» Selected excerpt
Closed KyonP closed 1 year ago
@KyonP yeah, this line provides all images to the model during training to perform teacher forcing
Oh, I see. 😄
So, when generating the 3rd image from the story sequence, ARLDM is given both 1st and 2nd raw (true) images? (1st to 3rd raw images to generate 4th image?)
Assuming from your mentioned "teacher forcing," using the 1st and 2nd raw images to properly generate 2nd image, which is given to synthesize 3rd image.
Is my understanding correct?
@KyonP Yeah, exactly!
While the second point can be different. We using the 1st and 2nd raw images to properly generate 3nd image.
You can refer to the Section 3.2 and Figure 2.a of our paper. https://arxiv.org/abs/2211.10950
Thanks. 😅
So, during the generation of the 3rd image (in Figure 2.A), the 2nd raw image is given to the auto-regressive process (long arrow on the right-hand side) to force teaching?
Can you give me a link to where the teacher forcing occurring? Maybe within Unet?

» Written exercise 1
Condense the paragraph in the thread about ARLDM teacher forcing that begins "So, when generating the 3rd image" into a shorter question.
» Written exercise 2
Carry the thread about ARLDM teacher forcing forward with the next reply.
The listing that follows comes from a separate source.

» Available data
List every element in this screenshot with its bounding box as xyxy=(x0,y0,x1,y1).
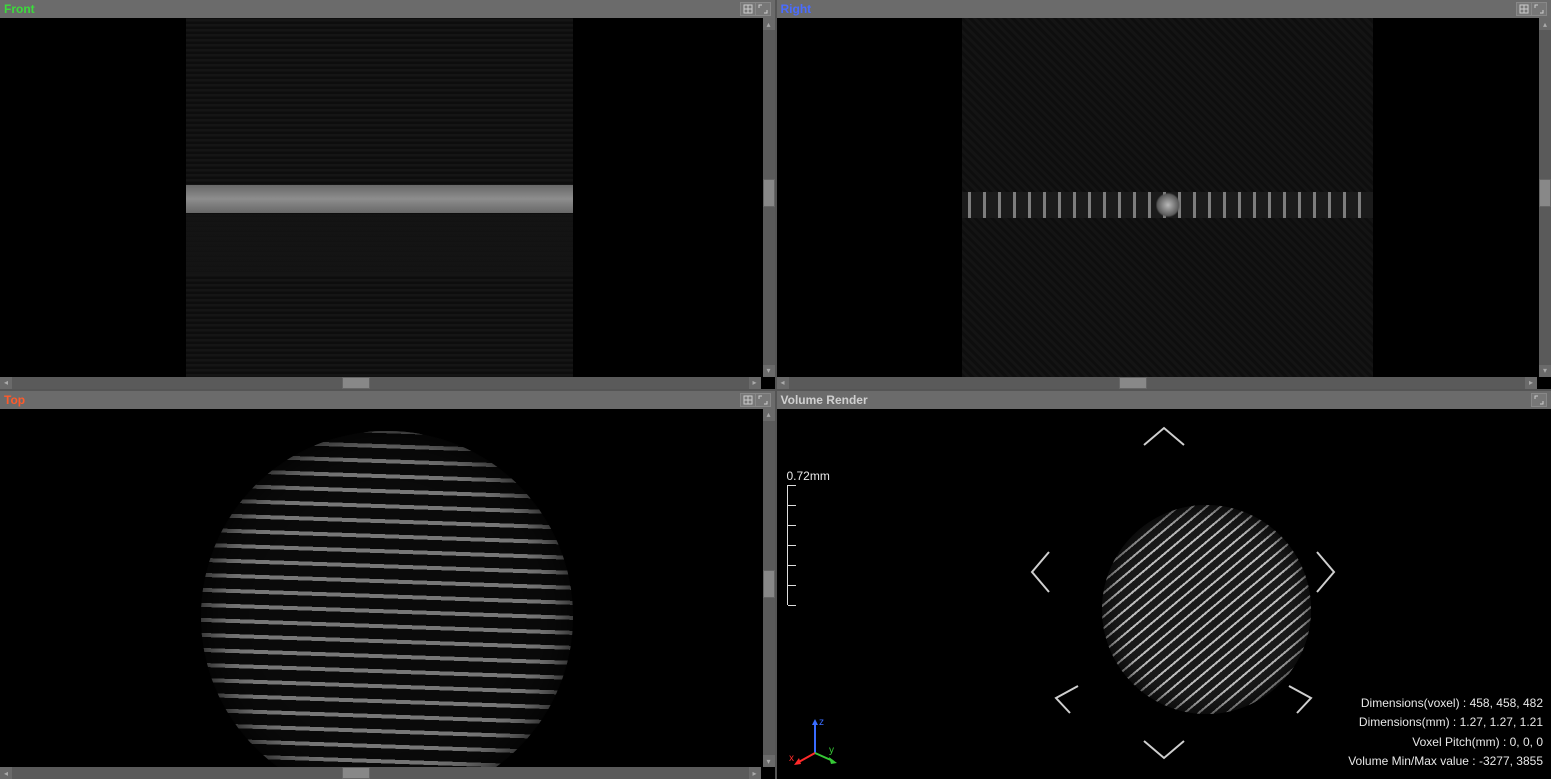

» Expected answer 1
Does ARLDM get the true 1st and 2nd images when generating the 3rd image, and the true 1st through 3rd images for the 4th?

» Expected answer 2
BTW, thank you for your speedy reply, I didn't expect it 😄
@KyonP Yes. And the teacher forcing is implemented through attention mask. https://github.com/xichenpan/ARLDM/blob/5b03fc4cf78d6509620506a6ca1bd799d6bd9ad4/main.py#L218-L221 Which is passed into Unet through: https://github.com/xichenpan/ARLDM/blob/5b03fc4cf78d6509620506a6ca1bd799d6bd9ad4/main.py#L231
thanks, I will look into it! 👍
I was trying to join my personal model with your code, and I wondered if the current dataset code for Pororo is working correctly.
I haven't looked into the code and paper thoroughly, especially the modified Unet, so I think I rather ask you a question. 😅
As in this line,
source_images
gets all the images (the first to the fifth image), after that, it is given sequentially by masking in main.py..square_mask is a matrix filled with 1 in a triangle. I assume this eventually gives all the encoded source images and source captions to Unet.
Am I correct?